# Set tasks:
a - From the report on the "Russia Calling" forum, list every person named along with the position the report gives for each.
b - Answer the following questions using the report on the "Russia Calling" forum.
(i) Which newspaper does finmarket.ru cite?
(ii) According to Elvira Nabiullina, what may Russia come to if a monetary incentive is not an additional measure of structural reforms?
(iii) What does German Gref consider the main problem of the Russian economy?
c - Continue the report on the "Russia Calling" forum, beginning after its final sentence.

# Text section:
= = = = =

Economic setback, higher inflation, capital flight, devaluation, restriction of foreign finance, embargo on technology supplies, capital cost growth - all of these problems that Russia has recently face were discussed at "Russia Calling" forum. During the forum, it was said that Russia may well turn into "late USSR," finmarket.ru reports with reference to the Vedomosti newspaper.
There are two philosophies of what to do in a crisis situation, said Russian Economic Development Minister Alexei Ulukayev: either to change the policy against the backdrop of the current situation or persistently continue following the old one - inflation targeting, fiscal rules, and so on. One needs to stimulate the economy, even if there are risks of inflation, bubbles, acceleration of imports. To avoid these risks, one should conduct pinpoint and accurate support. Efficiency depends on the condition of institutions.
A monetary incentive may produce effect only as an additional measure of structural reforms. Otherwise, Russia may come to devaluation, capital flight and inflation growth, chairwoman of the Central Bank, Elvira Nabiullina said.
Finance Minister Anton Siluanov also called for structural reforms.
The main problem of the Russian economy is huge social costs of public administration, and this must be corrected, Sberbank President German Gref believes.

= = = = =

# Data lines:

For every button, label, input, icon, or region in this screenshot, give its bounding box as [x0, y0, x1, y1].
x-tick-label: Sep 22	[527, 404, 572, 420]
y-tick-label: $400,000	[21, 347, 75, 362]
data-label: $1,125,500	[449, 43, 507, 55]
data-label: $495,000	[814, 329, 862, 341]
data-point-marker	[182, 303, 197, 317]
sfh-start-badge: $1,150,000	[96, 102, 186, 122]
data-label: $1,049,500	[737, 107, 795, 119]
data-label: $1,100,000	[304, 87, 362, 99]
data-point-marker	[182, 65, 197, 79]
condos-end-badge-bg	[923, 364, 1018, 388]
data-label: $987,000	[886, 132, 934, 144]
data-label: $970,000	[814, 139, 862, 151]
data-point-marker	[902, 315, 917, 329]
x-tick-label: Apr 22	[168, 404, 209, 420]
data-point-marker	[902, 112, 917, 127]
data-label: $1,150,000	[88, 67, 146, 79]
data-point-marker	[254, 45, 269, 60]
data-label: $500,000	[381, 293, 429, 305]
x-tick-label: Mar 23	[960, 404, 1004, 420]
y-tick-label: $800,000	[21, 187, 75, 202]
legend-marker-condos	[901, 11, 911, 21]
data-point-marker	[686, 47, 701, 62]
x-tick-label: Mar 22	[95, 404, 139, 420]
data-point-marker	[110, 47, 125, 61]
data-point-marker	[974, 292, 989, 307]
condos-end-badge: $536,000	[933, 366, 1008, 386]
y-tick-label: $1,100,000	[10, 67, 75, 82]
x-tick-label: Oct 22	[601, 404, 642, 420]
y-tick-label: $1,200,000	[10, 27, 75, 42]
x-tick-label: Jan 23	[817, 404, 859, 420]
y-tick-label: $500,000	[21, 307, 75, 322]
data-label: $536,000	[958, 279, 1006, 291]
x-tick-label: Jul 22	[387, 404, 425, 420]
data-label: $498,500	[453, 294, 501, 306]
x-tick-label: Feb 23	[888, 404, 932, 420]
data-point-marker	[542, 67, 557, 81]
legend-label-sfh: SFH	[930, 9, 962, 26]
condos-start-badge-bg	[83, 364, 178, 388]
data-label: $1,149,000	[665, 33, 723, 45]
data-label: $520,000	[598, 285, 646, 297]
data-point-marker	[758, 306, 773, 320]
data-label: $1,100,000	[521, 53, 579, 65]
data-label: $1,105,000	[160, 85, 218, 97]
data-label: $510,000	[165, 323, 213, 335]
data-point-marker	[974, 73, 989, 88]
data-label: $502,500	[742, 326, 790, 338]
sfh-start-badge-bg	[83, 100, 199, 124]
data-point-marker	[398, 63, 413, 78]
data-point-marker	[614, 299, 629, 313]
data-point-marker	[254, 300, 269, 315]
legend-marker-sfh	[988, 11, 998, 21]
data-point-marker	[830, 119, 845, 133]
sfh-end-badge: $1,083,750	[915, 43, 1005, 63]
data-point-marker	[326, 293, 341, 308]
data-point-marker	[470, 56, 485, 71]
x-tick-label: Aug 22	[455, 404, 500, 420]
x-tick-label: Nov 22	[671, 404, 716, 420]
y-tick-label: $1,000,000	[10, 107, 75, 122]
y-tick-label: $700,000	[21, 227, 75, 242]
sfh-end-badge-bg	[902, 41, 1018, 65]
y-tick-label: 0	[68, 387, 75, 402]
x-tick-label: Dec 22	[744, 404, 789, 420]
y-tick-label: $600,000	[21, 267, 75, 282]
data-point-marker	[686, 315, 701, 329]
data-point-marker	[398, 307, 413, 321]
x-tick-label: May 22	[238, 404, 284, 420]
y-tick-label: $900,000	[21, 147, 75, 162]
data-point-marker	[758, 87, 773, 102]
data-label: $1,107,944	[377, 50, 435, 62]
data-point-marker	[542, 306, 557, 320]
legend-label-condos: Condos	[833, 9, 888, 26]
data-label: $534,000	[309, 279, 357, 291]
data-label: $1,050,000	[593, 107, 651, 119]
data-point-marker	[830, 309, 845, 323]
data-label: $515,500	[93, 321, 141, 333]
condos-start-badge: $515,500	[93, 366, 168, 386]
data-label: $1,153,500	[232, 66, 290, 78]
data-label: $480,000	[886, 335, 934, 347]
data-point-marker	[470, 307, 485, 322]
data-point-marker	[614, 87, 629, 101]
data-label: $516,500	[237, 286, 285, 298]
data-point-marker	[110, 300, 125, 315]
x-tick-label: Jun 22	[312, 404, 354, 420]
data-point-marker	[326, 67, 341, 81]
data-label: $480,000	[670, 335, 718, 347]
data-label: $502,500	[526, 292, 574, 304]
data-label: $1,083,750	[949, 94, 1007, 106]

= = = = =

# Responses to the exercise:
a -
- Alexei Ulukayev, Russian Economic Development Minister
- Elvira Nabiullina, chairwoman of the Central Bank
- Anton Siluanov, Finance Minister
- German Gref, Sberbank President

b -
(i) The Vedomosti newspaper.
(ii) Devaluation, capital flight and inflation growth.
(iii) The huge social costs of public administration.

c -
"We have half of our economy monopolized. The ruble will bounce back from 39.5 (rubles per dollar), but prices won't, because there is no competition. When they say that the ruble went down and imports, thank God, will stop - I shudder. I can not do without benefits of civilization today - I do not want to stand for two hours in a queue to the old Soviet Sberbank," said Gref, the Vedomosti wrote.
The poll conducted by Sberbank at the recent Sochi forum showed that 70.5% think the best solution would be to increase efficiency, rather than conduct mobilization and aggressive stimulation. However, only 38.7% of the polled said that the Russian authorities would opt for the efficiency variant. More than 34% of the polled believe that the Russian economy would face mobilization, i.e. higher taxes, withdrawal of funded pension, increase of resources redistributed through the budget and state-owned companies, as well as deterioration of business climate.
Experts believe that the present-day situation is very similar to the late Soviet Union, when the government did not respect economic laws, German Gref said. One can not motivate people with GULAGs - this motivation breaks down quickly, and people can not create products, when there is no understanding of the current policies. "Today, the most popular business statement is to leave, rather than open a new business. Nothing is going to change if we do not change it," Sberbank President said.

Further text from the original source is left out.